Rows from a dataset =>
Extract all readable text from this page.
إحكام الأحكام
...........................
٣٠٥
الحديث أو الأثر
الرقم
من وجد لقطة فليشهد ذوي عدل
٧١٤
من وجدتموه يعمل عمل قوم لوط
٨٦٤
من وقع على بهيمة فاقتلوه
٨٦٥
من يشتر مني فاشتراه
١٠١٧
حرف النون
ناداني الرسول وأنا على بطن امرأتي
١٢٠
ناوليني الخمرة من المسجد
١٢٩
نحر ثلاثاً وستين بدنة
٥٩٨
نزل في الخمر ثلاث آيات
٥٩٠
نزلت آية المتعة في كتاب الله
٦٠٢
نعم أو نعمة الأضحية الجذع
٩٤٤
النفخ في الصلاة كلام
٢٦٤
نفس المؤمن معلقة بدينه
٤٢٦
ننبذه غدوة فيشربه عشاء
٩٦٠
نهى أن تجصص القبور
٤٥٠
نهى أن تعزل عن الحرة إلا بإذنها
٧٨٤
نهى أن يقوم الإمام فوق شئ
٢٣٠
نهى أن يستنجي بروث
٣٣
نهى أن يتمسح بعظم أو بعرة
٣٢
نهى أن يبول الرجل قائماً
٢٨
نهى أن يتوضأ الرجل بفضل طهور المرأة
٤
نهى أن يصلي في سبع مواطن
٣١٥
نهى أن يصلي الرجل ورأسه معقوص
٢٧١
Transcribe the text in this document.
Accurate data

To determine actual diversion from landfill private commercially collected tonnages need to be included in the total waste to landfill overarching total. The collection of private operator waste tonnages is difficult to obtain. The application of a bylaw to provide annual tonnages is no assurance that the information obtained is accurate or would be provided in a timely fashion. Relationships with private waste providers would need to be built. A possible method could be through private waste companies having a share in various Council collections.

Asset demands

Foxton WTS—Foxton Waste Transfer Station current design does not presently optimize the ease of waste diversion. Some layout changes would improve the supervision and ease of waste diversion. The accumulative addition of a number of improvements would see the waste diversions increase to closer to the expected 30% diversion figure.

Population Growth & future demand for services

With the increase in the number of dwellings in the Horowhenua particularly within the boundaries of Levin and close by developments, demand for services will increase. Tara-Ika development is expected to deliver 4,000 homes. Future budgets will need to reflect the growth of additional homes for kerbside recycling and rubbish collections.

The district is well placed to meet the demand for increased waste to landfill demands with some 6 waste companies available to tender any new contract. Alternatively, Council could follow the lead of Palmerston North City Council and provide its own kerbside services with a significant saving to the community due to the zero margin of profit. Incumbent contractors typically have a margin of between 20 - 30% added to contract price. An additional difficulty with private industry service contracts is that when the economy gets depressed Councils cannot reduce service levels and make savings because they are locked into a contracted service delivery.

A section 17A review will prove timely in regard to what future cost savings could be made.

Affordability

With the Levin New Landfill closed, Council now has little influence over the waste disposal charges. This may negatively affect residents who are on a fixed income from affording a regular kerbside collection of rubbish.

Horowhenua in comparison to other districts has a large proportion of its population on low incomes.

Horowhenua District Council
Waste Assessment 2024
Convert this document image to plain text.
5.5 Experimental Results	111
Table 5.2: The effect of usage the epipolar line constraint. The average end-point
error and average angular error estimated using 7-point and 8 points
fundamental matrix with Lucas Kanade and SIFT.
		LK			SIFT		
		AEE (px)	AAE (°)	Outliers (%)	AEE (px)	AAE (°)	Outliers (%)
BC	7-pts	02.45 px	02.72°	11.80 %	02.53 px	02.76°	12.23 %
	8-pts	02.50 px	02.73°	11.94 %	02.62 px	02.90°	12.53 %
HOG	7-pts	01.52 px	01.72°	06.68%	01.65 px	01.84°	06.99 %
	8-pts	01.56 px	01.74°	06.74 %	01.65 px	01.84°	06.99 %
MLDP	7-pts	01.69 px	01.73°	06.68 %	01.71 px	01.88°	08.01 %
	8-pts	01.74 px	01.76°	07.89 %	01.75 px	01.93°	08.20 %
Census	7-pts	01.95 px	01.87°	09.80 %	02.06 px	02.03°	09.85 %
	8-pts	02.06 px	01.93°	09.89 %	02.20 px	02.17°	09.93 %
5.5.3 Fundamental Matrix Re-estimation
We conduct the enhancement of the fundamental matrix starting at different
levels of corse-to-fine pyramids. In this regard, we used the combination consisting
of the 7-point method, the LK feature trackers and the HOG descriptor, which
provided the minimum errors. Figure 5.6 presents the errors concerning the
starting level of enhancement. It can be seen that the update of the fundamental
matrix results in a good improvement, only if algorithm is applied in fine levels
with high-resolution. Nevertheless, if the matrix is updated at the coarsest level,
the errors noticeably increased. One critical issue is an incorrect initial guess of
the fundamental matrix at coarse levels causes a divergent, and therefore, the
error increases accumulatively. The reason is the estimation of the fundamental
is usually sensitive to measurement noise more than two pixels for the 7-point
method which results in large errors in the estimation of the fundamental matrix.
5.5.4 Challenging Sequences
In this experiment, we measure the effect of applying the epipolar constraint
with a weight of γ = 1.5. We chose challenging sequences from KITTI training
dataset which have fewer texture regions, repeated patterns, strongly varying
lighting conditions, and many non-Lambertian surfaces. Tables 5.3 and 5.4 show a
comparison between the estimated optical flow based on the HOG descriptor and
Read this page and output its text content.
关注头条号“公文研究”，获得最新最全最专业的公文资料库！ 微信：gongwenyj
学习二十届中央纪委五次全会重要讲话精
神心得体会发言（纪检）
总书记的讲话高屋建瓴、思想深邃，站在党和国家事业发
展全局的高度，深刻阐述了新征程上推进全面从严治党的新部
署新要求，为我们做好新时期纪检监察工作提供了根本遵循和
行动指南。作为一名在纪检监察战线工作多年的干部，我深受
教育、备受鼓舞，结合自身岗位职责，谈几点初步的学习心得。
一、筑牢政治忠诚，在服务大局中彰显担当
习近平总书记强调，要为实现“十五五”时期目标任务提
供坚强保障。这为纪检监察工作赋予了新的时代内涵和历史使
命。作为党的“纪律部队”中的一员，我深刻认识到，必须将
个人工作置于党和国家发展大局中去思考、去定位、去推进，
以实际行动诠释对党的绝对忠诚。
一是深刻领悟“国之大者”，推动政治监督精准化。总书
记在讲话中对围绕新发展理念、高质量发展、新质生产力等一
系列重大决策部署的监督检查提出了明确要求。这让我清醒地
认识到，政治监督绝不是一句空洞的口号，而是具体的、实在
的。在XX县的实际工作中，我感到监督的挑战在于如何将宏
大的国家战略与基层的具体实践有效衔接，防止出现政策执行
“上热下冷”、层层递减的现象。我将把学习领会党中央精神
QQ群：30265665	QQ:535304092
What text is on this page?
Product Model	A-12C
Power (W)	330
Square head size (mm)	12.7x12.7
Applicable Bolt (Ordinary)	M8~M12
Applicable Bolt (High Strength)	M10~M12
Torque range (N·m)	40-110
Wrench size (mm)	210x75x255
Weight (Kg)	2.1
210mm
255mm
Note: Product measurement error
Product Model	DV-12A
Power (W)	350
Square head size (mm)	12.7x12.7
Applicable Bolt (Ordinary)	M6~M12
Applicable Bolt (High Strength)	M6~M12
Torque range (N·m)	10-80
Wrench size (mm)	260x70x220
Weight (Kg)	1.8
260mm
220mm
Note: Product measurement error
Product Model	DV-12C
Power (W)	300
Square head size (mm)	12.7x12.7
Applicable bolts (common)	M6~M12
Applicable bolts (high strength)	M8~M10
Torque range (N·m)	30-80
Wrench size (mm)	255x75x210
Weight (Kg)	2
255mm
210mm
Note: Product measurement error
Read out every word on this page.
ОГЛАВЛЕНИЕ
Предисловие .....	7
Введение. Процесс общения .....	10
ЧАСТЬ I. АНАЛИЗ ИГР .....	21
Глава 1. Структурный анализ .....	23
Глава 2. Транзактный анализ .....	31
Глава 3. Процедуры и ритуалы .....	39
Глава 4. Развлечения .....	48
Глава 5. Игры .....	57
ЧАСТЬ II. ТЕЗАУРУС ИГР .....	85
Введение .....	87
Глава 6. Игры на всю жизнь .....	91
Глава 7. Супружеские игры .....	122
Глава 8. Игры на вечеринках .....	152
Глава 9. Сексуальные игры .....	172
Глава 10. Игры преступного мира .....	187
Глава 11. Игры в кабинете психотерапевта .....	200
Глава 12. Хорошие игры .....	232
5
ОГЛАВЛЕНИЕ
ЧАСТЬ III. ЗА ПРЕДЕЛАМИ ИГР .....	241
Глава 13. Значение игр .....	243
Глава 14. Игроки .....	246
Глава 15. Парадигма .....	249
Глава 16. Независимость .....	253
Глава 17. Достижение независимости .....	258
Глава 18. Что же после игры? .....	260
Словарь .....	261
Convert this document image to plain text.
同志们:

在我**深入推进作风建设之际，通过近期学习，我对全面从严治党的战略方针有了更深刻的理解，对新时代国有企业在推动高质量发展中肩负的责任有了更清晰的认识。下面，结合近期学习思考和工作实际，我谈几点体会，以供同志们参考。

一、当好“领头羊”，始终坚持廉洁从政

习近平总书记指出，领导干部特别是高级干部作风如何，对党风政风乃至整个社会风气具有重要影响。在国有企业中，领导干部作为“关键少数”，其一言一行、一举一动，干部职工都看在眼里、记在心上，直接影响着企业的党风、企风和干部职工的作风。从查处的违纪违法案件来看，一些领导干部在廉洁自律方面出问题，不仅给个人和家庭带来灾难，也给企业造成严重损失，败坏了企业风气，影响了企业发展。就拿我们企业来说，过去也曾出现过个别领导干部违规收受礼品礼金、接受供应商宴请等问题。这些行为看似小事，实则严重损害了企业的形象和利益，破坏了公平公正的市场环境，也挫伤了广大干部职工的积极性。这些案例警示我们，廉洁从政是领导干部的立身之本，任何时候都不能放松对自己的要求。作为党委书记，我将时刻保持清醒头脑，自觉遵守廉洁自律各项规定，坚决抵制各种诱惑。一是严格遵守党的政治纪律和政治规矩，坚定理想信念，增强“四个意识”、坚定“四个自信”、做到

What you are asked to do => Which lines hold the word "average"? Return all of them from the records above.

Task answer =>
Table 5.2: The effect of usage the epipolar line constraint. The average end-point
error and average angular error estimated using 7-point and 8 points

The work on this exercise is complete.